▶ _PROBLEM DESCRIPTION_
Print all of the lines exactly. Any picture among them stays out.

################

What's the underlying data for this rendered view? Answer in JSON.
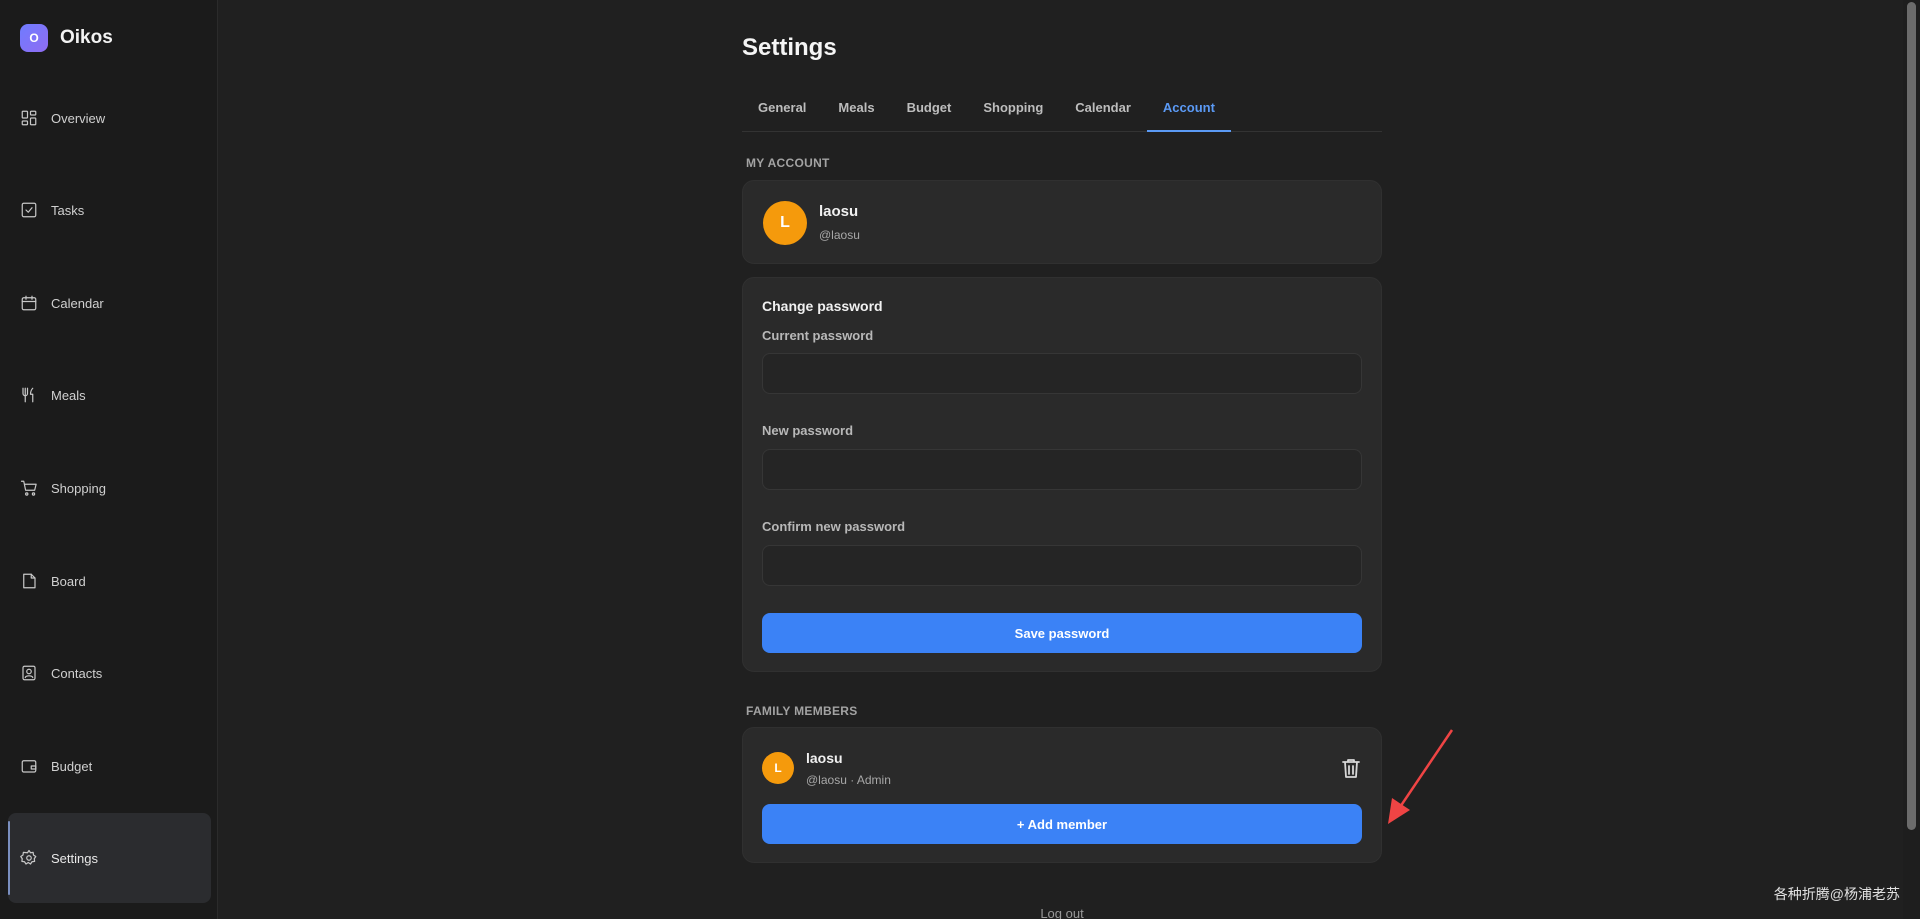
{
  "brand": {
    "logo_letter": "O",
    "name": "Oikos"
  },
  "sidebar": {
    "items": [
      {
        "label": "Overview",
        "icon": "grid-icon"
      },
      {
        "label": "Tasks",
        "icon": "checkbox-icon"
      },
      {
        "label": "Calendar",
        "icon": "calendar-icon"
      },
      {
        "label": "Meals",
        "icon": "utensils-icon"
      },
      {
        "label": "Shopping",
        "icon": "cart-icon"
      },
      {
        "label": "Board",
        "icon": "note-icon"
      },
      {
        "label": "Contacts",
        "icon": "contact-icon"
      },
      {
        "label": "Budget",
        "icon": "wallet-icon"
      },
      {
        "label": "Settings",
        "icon": "gear-icon",
        "active": true
      }
    ]
  },
  "page": {
    "title": "Settings"
  },
  "tabs": [
    {
      "label": "General"
    },
    {
      "label": "Meals"
    },
    {
      "label": "Budget"
    },
    {
      "label": "Shopping"
    },
    {
      "label": "Calendar"
    },
    {
      "label": "Account",
      "active": true
    }
  ],
  "account": {
    "section_label": "MY ACCOUNT",
    "avatar_letter": "L",
    "name": "laosu",
    "handle": "@laosu"
  },
  "password": {
    "title": "Change password",
    "current_label": "Current password",
    "current_value": "",
    "new_label": "New password",
    "new_value": "",
    "confirm_label": "Confirm new password",
    "confirm_value": "",
    "save_label": "Save password"
  },
  "family": {
    "section_label": "FAMILY MEMBERS",
    "members": [
      {
        "avatar_letter": "L",
        "name": "laosu",
        "meta": "@laosu · Admin"
      }
    ],
    "add_label": "+ Add member"
  },
  "logout_label": "Log out",
  "watermark": "各种折腾@杨浦老苏",
  "colors": {
    "accent": "#3b82f6",
    "tab_active": "#5b9af5",
    "avatar": "#f59a0c",
    "annotation_arrow": "#ef4444"
  }
}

################

▶ _THE RESULT_
What's the underlying data for this rendered view? Answer in JSON.
{
  "brand": {
    "logo_letter": "O",
    "name": "Oikos"
  },
  "sidebar": {
    "items": [
      {
        "label": "Overview",
        "icon": "grid-icon"
      },
      {
        "label": "Tasks",
        "icon": "checkbox-icon"
      },
      {
        "label": "Calendar",
        "icon": "calendar-icon"
      },
      {
        "label": "Meals",
        "icon": "utensils-icon"
      },
      {
        "label": "Shopping",
        "icon": "cart-icon"
      },
      {
        "label": "Board",
        "icon": "note-icon"
      },
      {
        "label": "Contacts",
        "icon": "contact-icon"
      },
      {
        "label": "Budget",
        "icon": "wallet-icon"
      },
      {
        "label": "Settings",
        "icon": "gear-icon",
        "active": true
      }
    ]
  },
  "page": {
    "title": "Settings"
  },
  "tabs": [
    {
      "label": "General"
    },
    {
      "label": "Meals"
    },
    {
      "label": "Budget"
    },
    {
      "label": "Shopping"
    },
    {
      "label": "Calendar"
    },
    {
      "label": "Account",
      "active": true
    }
  ],
  "account": {
    "section_label": "MY ACCOUNT",
    "avatar_letter": "L",
    "name": "laosu",
    "handle": "@laosu"
  },
  "password": {
    "title": "Change password",
    "current_label": "Current password",
    "current_value": "",
    "new_label": "New password",
    "new_value": "",
    "confirm_label": "Confirm new password",
    "confirm_value": "",
    "save_label": "Save password"
  },
  "family": {
    "section_label": "FAMILY MEMBERS",
    "members": [
      {
        "avatar_letter": "L",
        "name": "laosu",
        "meta": "@laosu · Admin"
      }
    ],
    "add_label": "+ Add member"
  },
  "logout_label": "Log out",
  "watermark": "各种折腾@杨浦老苏",
  "colors": {
    "accent": "#3b82f6",
    "tab_active": "#5b9af5",
    "avatar": "#f59a0c",
    "annotation_arrow": "#ef4444"
  }
}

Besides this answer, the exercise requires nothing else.